# REQUEST
Every record here needs to be written out again exactly.

************

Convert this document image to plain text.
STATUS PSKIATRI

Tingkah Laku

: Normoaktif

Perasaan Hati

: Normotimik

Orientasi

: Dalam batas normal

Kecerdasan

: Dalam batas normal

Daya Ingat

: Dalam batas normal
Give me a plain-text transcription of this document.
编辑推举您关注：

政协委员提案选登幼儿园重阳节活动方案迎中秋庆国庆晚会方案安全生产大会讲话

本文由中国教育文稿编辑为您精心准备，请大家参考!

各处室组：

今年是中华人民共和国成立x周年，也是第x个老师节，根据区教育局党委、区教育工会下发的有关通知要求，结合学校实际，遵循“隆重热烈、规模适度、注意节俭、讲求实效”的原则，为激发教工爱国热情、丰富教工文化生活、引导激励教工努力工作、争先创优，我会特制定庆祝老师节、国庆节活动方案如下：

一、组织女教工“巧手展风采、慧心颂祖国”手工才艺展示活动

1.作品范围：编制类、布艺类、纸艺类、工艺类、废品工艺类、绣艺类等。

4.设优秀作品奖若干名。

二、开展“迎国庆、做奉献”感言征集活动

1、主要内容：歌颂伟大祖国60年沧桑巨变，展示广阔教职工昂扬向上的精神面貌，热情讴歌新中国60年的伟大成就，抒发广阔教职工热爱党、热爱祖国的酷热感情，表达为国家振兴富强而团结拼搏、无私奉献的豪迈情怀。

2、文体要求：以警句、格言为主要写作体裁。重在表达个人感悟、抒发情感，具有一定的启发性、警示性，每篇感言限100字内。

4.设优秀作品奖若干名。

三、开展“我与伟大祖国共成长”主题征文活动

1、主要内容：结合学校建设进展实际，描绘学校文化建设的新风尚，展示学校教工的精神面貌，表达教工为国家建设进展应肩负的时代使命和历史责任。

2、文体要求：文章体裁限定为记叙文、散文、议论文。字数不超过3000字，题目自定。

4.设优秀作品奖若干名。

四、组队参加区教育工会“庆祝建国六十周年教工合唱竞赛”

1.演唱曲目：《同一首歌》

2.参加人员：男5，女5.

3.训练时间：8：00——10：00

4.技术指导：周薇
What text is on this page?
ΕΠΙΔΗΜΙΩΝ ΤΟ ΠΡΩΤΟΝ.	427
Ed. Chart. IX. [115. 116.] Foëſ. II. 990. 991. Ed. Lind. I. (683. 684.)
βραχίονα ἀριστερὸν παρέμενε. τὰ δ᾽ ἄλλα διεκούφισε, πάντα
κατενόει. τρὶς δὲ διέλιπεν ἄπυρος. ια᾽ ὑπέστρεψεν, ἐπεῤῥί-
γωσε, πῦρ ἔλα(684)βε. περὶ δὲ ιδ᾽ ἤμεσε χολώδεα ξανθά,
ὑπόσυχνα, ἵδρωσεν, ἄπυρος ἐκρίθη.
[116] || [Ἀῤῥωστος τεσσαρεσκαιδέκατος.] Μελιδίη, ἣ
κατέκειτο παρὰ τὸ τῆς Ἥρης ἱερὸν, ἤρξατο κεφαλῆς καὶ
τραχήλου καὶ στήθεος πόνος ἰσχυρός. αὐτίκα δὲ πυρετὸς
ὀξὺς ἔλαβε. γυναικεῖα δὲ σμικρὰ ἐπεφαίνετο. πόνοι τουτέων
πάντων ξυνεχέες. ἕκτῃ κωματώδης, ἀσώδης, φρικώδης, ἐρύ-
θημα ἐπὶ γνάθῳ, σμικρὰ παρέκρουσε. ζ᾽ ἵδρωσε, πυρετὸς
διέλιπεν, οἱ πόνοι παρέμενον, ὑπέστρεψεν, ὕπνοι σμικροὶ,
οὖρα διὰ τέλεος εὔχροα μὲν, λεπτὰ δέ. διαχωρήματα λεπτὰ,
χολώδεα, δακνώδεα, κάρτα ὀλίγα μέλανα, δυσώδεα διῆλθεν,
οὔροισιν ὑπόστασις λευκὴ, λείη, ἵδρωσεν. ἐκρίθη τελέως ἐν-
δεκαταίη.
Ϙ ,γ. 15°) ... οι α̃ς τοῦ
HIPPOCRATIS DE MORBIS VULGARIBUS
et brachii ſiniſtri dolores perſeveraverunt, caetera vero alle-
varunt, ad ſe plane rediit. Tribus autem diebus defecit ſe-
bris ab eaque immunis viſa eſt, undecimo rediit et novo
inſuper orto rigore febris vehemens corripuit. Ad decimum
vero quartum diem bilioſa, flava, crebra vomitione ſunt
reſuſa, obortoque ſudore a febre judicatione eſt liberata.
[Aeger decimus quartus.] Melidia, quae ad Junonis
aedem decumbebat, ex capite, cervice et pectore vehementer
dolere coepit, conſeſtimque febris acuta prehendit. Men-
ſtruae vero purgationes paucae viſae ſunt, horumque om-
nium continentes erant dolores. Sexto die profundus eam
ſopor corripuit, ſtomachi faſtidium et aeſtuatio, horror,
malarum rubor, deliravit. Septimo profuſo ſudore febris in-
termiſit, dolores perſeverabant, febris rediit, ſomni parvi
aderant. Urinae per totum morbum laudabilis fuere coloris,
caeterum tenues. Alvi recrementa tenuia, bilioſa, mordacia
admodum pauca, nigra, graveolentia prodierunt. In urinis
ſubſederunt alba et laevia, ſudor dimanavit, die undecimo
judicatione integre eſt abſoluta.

************

# WRITTEN SOLUTION
Convert this document image to plain text.
STATUS PSKIATRI

Tingkah Laku

: Normoaktif

Perasaan Hati

: Normotimik

Orientasi

: Dalam batas normal

Kecerdasan

: Dalam batas normal

Daya Ingat

: Dalam batas normal
Give me a plain-text transcription of this document.
编辑推举您关注：

政协委员提案选登幼儿园重阳节活动方案迎中秋庆国庆晚会方案安全生产大会讲话

本文由中国教育文稿编辑为您精心准备，请大家参考!

各处室组：

今年是中华人民共和国成立x周年，也是第x个老师节，根据区教育局党委、区教育工会下发的有关通知要求，结合学校实际，遵循“隆重热烈、规模适度、注意节俭、讲求实效”的原则，为激发教工爱国热情、丰富教工文化生活、引导激励教工努力工作、争先创优，我会特制定庆祝老师节、国庆节活动方案如下：

一、组织女教工“巧手展风采、慧心颂祖国”手工才艺展示活动

1.作品范围：编制类、布艺类、纸艺类、工艺类、废品工艺类、绣艺类等。

4.设优秀作品奖若干名。

二、开展“迎国庆、做奉献”感言征集活动

1、主要内容：歌颂伟大祖国60年沧桑巨变，展示广阔教职工昂扬向上的精神面貌，热情讴歌新中国60年的伟大成就，抒发广阔教职工热爱党、热爱祖国的酷热感情，表达为国家振兴富强而团结拼搏、无私奉献的豪迈情怀。

2、文体要求：以警句、格言为主要写作体裁。重在表达个人感悟、抒发情感，具有一定的启发性、警示性，每篇感言限100字内。

4.设优秀作品奖若干名。

三、开展“我与伟大祖国共成长”主题征文活动

1、主要内容：结合学校建设进展实际，描绘学校文化建设的新风尚，展示学校教工的精神面貌，表达教工为国家建设进展应肩负的时代使命和历史责任。

2、文体要求：文章体裁限定为记叙文、散文、议论文。字数不超过3000字，题目自定。

4.设优秀作品奖若干名。

四、组队参加区教育工会“庆祝建国六十周年教工合唱竞赛”

1.演唱曲目：《同一首歌》

2.参加人员：男5，女5.

3.训练时间：8：00——10：00

4.技术指导：周薇
What text is on this page?
ΕΠΙΔΗΜΙΩΝ ΤΟ ΠΡΩΤΟΝ.	427
Ed. Chart. IX. [115. 116.] Foëſ. II. 990. 991. Ed. Lind. I. (683. 684.)
βραχίονα ἀριστερὸν παρέμενε. τὰ δ᾽ ἄλλα διεκούφισε, πάντα
κατενόει. τρὶς δὲ διέλιπεν ἄπυρος. ια᾽ ὑπέστρεψεν, ἐπεῤῥί-
γωσε, πῦρ ἔλα(684)βε. περὶ δὲ ιδ᾽ ἤμεσε χολώδεα ξανθά,
ὑπόσυχνα, ἵδρωσεν, ἄπυρος ἐκρίθη.
[116] || [Ἀῤῥωστος τεσσαρεσκαιδέκατος.] Μελιδίη, ἣ
κατέκειτο παρὰ τὸ τῆς Ἥρης ἱερὸν, ἤρξατο κεφαλῆς καὶ
τραχήλου καὶ στήθεος πόνος ἰσχυρός. αὐτίκα δὲ πυρετὸς
ὀξὺς ἔλαβε. γυναικεῖα δὲ σμικρὰ ἐπεφαίνετο. πόνοι τουτέων
πάντων ξυνεχέες. ἕκτῃ κωματώδης, ἀσώδης, φρικώδης, ἐρύ-
θημα ἐπὶ γνάθῳ, σμικρὰ παρέκρουσε. ζ᾽ ἵδρωσε, πυρετὸς
διέλιπεν, οἱ πόνοι παρέμενον, ὑπέστρεψεν, ὕπνοι σμικροὶ,
οὖρα διὰ τέλεος εὔχροα μὲν, λεπτὰ δέ. διαχωρήματα λεπτὰ,
χολώδεα, δακνώδεα, κάρτα ὀλίγα μέλανα, δυσώδεα διῆλθεν,
οὔροισιν ὑπόστασις λευκὴ, λείη, ἵδρωσεν. ἐκρίθη τελέως ἐν-
δεκαταίη.
Ϙ ,γ. 15°) ... οι α̃ς τοῦ
HIPPOCRATIS DE MORBIS VULGARIBUS
et brachii ſiniſtri dolores perſeveraverunt, caetera vero alle-
varunt, ad ſe plane rediit. Tribus autem diebus defecit ſe-
bris ab eaque immunis viſa eſt, undecimo rediit et novo
inſuper orto rigore febris vehemens corripuit. Ad decimum
vero quartum diem bilioſa, flava, crebra vomitione ſunt
reſuſa, obortoque ſudore a febre judicatione eſt liberata.
[Aeger decimus quartus.] Melidia, quae ad Junonis
aedem decumbebat, ex capite, cervice et pectore vehementer
dolere coepit, conſeſtimque febris acuta prehendit. Men-
ſtruae vero purgationes paucae viſae ſunt, horumque om-
nium continentes erant dolores. Sexto die profundus eam
ſopor corripuit, ſtomachi faſtidium et aeſtuatio, horror,
malarum rubor, deliravit. Septimo profuſo ſudore febris in-
termiſit, dolores perſeverabant, febris rediit, ſomni parvi
aderant. Urinae per totum morbum laudabilis fuere coloris,
caeterum tenues. Alvi recrementa tenuia, bilioſa, mordacia
admodum pauca, nigra, graveolentia prodierunt. In urinis
ſubſederunt alba et laevia, ſudor dimanavit, die undecimo
judicatione integre eſt abſoluta.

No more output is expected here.